*** AVAILABLE RECORDS

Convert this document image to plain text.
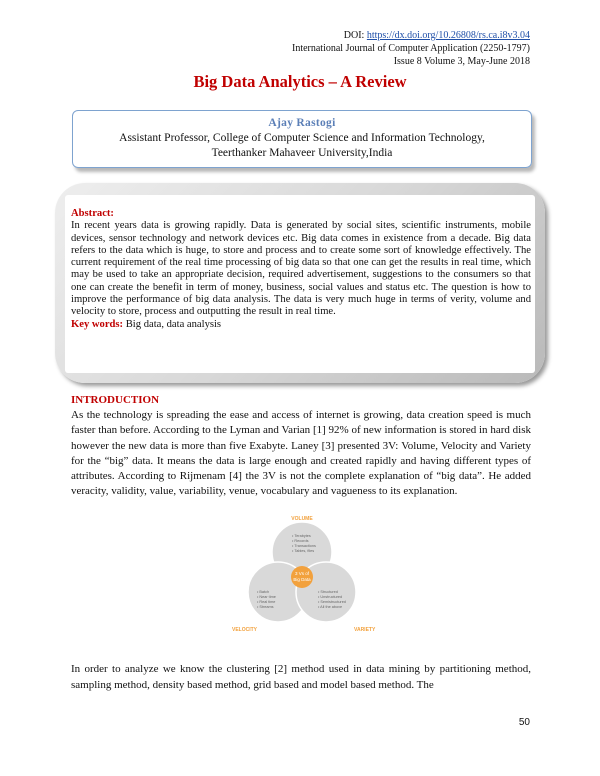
DOI: https://dx.doi.org/10.26808/rs.ca.i8v3.04
International Journal of Computer Application (2250-1797)
Issue 8 Volume 3, May-June 2018
Big Data Analytics – A Review
Ajay Rastogi
Assistant Professor, College of Computer Science and Information Technology,
Teerthanker Mahaveer University,India
Abstract:
In recent years data is growing rapidly. Data is generated by social sites, scientific instruments, mobile devices, sensor technology and network devices etc. Big data comes in existence from a decade. Big data refers to the data which is huge, to store and process and to create some sort of knowledge effectively. The current requirement of the real time processing of big data so that one can get the results in real time, which may be used to take an appropriate decision, required advertisement, suggestions to the consumers so that one can create the benefit in term of money, business, social values and status etc. The question is how to improve the performance of big data analysis. The data is very much huge in terms of verity, volume and velocity to store, process and outputting the result in real time.
Key words: Big data, data analysis
INTRODUCTION
As the technology is spreading the ease and access of internet is growing, data creation speed is much faster than before. According to the Lyman and Varian [1] 92% of new information is stored in hard disk however the new data is more than five Exabyte. Laney [3] presented 3V: Volume, Velocity and Variety for the “big” data. It means the data is large enough and created rapidly and having different types of attributes. According to Rijmenam [4] the 3V is not the complete explanation of “big data”. He added veracity, validity, value, variability, venue, vocabulary and vagueness to its explanation.
3 Vs of
Big Data
VOLUME
VELOCITY	VARIETY
• Terabytes
• Records
• Transactions
• Tables, files
• Batch
• Near time
• Real time
• Streams
• Structured
• Unstructured
• Semistructured
• All the above
In order to analyze we know the clustering [2] method used in data mining by partitioning method, sampling method, density based method, grid based and model based method. The
50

******

EXERCISE OBJECTIVE —
Pick out each line that holds the string "Computer".

RESULT OF THIS TASK —
International Journal of Computer Application (2250-1797)
Assistant Professor, College of Computer Science and Information Technology,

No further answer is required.